What this task involves → Filter the data for lines with the word "summary", then copy every line so identified.

-*-

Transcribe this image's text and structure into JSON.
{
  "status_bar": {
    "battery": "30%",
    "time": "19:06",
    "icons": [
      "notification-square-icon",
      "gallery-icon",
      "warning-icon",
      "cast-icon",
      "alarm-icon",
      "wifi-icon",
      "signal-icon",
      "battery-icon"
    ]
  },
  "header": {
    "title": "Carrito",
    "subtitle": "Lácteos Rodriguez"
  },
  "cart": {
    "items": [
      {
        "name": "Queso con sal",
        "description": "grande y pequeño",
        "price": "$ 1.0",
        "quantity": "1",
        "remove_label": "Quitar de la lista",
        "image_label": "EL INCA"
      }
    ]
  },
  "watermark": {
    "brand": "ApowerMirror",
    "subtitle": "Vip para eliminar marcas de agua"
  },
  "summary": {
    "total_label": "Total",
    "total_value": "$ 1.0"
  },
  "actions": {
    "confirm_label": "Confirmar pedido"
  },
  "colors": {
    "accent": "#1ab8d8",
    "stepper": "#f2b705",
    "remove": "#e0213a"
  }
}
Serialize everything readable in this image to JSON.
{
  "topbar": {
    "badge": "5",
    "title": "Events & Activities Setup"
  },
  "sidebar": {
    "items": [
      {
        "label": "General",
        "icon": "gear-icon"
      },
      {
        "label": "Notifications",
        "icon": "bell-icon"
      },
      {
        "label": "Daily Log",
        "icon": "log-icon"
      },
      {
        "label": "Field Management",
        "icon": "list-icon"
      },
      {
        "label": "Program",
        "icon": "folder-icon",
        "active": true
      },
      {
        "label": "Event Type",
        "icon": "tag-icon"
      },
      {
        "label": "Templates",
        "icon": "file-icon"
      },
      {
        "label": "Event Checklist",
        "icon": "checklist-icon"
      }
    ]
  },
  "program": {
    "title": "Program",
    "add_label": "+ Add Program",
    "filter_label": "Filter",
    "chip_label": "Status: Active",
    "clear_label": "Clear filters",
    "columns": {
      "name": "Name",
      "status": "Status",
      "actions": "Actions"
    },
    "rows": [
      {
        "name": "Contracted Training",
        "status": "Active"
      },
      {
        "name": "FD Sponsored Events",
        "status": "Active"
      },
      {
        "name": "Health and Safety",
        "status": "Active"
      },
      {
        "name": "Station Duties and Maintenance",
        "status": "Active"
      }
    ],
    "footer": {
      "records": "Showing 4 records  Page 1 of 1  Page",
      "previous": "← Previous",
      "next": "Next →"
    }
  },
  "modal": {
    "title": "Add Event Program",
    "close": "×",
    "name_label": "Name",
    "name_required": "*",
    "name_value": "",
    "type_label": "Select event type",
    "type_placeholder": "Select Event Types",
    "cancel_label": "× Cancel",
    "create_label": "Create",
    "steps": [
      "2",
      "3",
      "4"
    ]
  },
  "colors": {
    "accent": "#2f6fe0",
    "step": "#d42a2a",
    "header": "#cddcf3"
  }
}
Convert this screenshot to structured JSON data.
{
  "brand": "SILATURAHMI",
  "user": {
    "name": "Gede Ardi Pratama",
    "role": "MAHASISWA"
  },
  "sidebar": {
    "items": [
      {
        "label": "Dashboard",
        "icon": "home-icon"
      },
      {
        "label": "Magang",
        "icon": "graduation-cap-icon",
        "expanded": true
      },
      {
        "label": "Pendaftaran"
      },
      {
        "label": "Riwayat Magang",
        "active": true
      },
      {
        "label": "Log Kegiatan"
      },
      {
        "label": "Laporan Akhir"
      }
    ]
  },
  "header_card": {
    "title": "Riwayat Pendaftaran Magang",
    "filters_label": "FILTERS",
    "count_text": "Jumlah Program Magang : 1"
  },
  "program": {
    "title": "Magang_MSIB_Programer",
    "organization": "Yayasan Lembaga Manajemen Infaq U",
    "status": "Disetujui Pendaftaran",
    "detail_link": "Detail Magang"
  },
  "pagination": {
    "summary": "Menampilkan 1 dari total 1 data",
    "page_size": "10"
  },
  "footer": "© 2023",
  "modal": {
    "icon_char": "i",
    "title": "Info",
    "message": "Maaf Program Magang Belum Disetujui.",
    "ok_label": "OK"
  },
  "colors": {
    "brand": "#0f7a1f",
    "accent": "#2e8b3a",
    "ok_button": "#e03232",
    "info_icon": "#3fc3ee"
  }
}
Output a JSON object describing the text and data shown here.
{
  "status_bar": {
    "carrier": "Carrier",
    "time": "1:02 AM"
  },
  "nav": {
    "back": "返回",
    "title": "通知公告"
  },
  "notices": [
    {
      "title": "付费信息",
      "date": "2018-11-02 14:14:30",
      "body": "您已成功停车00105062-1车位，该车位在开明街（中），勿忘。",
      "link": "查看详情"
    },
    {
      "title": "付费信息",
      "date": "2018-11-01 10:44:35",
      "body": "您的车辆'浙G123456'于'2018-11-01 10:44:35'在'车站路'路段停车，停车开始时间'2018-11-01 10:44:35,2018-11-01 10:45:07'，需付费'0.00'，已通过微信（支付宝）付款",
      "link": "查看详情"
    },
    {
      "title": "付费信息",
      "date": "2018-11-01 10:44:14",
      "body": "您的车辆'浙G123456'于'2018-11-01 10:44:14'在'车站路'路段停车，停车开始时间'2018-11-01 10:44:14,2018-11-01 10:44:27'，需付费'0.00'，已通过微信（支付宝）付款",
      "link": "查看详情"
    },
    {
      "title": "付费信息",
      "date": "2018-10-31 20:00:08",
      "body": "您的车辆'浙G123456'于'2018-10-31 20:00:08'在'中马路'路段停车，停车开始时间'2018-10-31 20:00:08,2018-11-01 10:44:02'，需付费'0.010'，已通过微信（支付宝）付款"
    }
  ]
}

-*-

Answer to this task →
  "summary": {
    "summary": "Menampilkan 1 dari total 1 data",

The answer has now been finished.